Find the lines with the string "africa" and return them.

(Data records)
** Start **
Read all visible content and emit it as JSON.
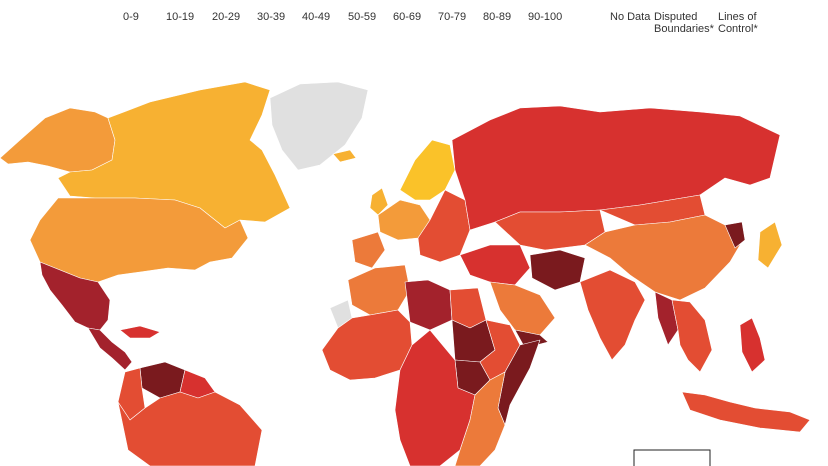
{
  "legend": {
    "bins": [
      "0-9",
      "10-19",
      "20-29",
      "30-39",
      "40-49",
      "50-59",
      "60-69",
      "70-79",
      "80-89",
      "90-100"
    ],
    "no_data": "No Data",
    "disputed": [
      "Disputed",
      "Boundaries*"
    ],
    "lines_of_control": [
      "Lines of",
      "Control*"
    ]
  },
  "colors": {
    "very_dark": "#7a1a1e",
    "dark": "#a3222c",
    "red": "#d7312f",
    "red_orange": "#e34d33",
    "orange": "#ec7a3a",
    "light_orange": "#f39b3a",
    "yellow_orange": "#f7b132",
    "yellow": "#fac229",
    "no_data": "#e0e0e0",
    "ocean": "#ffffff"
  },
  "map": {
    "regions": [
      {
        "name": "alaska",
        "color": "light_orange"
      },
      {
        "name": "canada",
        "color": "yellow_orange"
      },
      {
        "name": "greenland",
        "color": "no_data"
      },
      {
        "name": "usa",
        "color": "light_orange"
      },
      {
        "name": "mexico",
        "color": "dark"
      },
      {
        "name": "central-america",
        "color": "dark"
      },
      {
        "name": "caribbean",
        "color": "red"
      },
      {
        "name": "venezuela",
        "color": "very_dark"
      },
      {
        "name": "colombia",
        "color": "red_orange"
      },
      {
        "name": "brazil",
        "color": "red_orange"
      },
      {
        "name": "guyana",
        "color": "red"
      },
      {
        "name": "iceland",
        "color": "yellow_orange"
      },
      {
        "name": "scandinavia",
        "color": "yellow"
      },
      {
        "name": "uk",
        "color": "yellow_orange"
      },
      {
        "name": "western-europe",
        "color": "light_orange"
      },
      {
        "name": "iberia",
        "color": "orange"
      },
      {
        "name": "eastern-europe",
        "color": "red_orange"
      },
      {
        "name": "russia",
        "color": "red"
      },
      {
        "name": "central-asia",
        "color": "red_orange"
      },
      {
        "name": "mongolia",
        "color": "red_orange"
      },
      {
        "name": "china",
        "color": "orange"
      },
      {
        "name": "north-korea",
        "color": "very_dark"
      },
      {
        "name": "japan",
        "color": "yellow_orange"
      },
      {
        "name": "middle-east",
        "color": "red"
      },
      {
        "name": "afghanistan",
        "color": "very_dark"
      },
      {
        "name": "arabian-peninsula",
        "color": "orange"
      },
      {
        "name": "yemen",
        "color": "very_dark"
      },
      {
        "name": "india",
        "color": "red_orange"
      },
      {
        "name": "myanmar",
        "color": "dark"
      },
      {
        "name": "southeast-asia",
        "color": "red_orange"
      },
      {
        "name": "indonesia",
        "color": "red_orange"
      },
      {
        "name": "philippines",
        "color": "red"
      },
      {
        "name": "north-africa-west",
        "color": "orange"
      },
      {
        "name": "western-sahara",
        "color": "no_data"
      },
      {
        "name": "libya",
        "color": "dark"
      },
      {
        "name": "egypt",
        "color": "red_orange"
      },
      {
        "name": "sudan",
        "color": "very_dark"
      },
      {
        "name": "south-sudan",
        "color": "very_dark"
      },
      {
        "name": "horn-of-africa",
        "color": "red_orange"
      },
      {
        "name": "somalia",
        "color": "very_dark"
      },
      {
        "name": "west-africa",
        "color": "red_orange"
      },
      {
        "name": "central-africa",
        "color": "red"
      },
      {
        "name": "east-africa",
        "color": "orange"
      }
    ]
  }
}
** End **
** Start **
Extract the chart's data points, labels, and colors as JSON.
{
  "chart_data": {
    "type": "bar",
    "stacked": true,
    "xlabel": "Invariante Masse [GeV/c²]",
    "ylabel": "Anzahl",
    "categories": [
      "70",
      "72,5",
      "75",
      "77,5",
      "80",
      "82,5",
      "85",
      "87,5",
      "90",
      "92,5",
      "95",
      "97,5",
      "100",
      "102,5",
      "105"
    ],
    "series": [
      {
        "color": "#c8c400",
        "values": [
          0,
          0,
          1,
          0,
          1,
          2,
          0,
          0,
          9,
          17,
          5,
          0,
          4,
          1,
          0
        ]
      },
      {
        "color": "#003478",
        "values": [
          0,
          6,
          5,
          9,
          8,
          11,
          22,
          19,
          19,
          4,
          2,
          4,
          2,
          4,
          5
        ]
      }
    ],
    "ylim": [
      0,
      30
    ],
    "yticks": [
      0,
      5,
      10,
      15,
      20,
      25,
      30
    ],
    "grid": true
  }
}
** End **
**Response to the task**
        "name": "north-africa-west",
        "name": "horn-of-africa",
        "name": "west-africa",
        "name": "central-africa",
        "name": "east-africa",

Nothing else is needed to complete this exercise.